(Data entries)

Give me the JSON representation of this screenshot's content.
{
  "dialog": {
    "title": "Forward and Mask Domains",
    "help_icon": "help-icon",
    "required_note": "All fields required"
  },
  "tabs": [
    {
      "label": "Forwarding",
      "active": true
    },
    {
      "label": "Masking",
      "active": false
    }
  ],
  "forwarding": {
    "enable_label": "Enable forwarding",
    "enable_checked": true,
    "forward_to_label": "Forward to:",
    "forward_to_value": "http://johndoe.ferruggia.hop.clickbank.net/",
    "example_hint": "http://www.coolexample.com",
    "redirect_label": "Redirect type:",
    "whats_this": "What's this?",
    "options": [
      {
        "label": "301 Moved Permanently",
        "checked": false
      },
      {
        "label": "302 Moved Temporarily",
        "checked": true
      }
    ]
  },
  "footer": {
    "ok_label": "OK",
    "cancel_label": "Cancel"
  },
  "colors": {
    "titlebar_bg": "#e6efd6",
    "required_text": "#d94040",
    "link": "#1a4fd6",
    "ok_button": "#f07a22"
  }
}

--

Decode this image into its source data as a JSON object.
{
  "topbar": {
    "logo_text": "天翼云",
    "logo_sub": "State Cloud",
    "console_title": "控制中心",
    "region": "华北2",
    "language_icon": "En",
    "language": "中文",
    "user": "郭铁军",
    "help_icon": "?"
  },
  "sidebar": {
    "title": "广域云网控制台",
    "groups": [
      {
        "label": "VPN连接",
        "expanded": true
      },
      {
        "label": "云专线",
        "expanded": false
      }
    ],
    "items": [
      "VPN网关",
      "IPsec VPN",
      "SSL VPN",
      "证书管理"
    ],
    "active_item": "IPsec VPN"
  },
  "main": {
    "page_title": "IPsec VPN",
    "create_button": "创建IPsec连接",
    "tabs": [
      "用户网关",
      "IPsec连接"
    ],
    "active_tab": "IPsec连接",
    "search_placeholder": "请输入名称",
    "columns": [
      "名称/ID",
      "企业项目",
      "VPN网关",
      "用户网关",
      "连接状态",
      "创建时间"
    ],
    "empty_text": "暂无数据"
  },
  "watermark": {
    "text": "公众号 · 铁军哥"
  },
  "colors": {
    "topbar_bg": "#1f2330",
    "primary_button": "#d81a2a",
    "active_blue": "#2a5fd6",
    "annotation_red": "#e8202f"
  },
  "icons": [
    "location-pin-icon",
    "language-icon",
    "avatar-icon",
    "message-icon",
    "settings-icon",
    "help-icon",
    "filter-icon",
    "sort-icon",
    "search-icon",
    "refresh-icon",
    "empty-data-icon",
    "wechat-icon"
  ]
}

Exercise
From the records above, pull out each line that has "http".

Answer to the exercise
    "forward_to_value": "http://johndoe.ferruggia.hop.clickbank.net/",
    "example_hint": "http://www.coolexample.com",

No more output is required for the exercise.